▶ _Set exercise_: Find the number of lines below in which the word "this" appears, and write that number only.

▶ _Stored data entries_:
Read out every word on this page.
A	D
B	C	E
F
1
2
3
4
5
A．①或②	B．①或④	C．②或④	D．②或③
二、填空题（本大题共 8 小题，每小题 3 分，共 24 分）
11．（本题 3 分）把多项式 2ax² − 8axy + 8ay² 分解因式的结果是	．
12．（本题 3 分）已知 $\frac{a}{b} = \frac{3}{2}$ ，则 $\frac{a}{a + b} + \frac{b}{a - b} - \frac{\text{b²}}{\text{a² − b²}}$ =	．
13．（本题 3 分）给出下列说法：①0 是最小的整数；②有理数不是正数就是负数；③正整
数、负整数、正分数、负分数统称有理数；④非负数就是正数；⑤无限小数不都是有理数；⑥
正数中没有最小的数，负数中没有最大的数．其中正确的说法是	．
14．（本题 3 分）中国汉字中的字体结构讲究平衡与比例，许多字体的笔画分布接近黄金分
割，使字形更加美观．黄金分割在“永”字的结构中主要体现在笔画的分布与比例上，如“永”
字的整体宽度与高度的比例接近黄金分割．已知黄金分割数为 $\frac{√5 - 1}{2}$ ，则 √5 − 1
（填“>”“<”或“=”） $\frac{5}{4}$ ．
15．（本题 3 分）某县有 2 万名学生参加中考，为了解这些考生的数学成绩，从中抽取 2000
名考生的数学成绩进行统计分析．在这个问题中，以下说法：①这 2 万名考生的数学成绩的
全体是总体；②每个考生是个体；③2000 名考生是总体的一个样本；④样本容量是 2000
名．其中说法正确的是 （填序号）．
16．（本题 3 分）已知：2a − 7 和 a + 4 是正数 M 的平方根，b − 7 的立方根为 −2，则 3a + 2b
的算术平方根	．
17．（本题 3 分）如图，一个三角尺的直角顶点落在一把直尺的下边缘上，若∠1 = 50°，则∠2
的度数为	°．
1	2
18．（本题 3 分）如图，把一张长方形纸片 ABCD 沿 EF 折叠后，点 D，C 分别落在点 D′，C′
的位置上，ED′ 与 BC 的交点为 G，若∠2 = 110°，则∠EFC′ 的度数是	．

...

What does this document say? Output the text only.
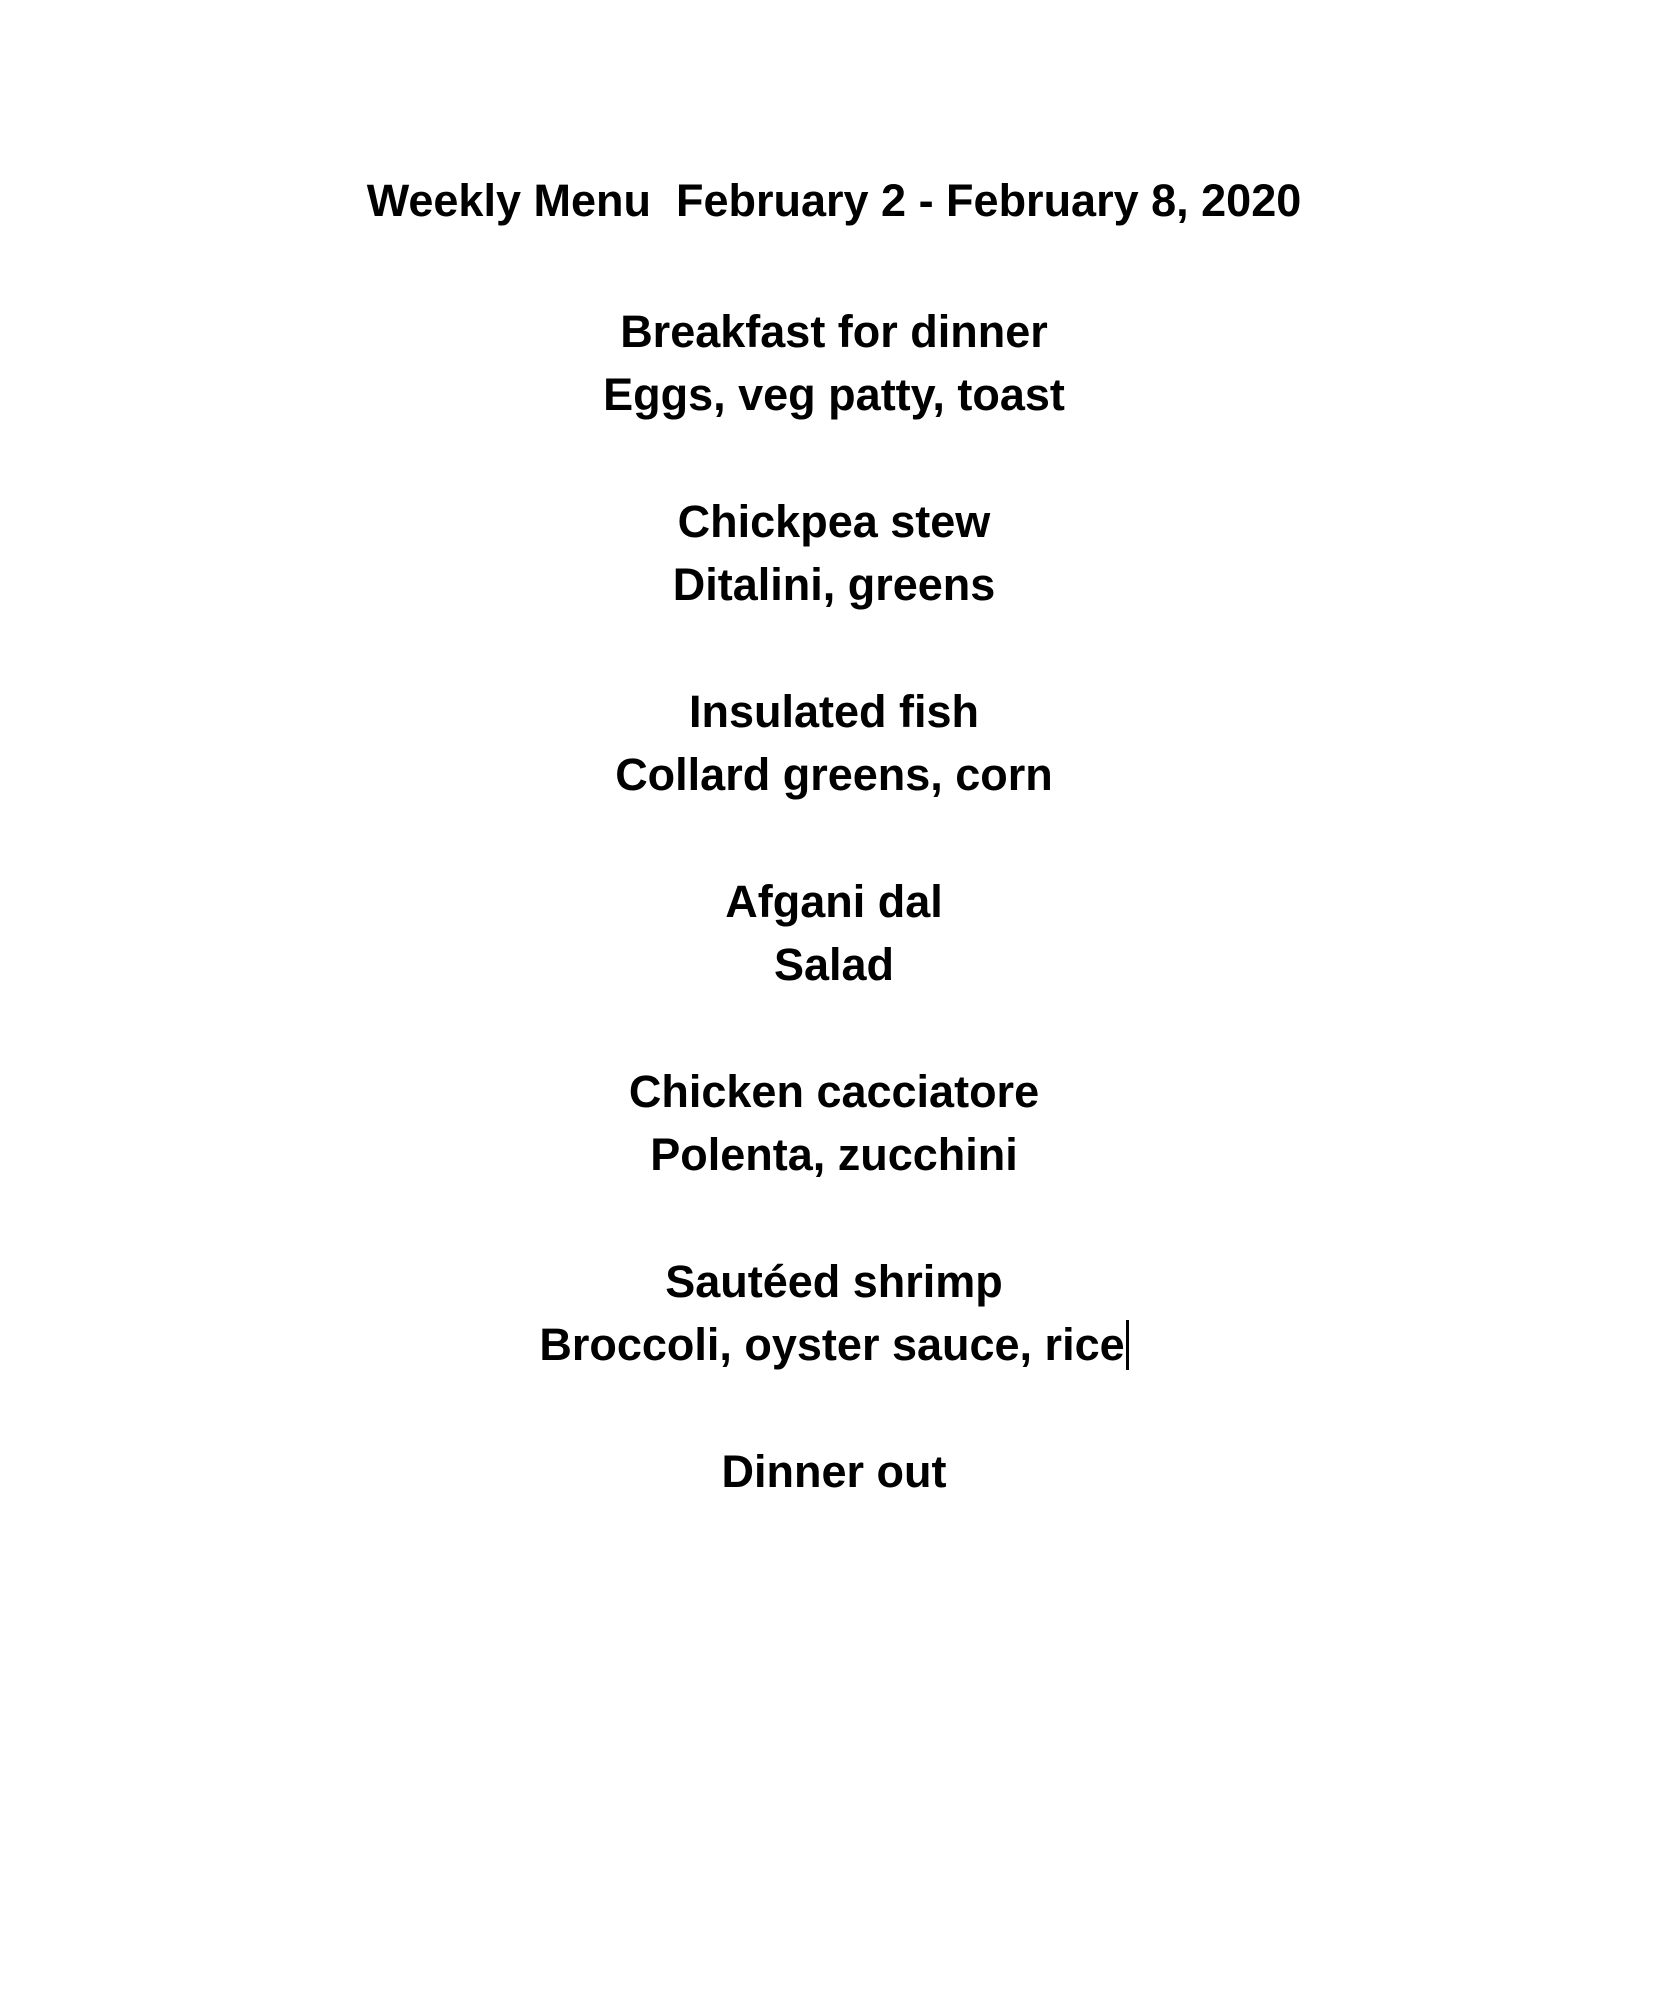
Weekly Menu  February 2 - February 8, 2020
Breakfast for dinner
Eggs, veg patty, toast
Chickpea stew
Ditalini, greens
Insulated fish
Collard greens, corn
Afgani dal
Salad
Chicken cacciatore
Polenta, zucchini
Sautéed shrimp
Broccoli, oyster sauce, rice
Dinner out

▶ _The output_: 2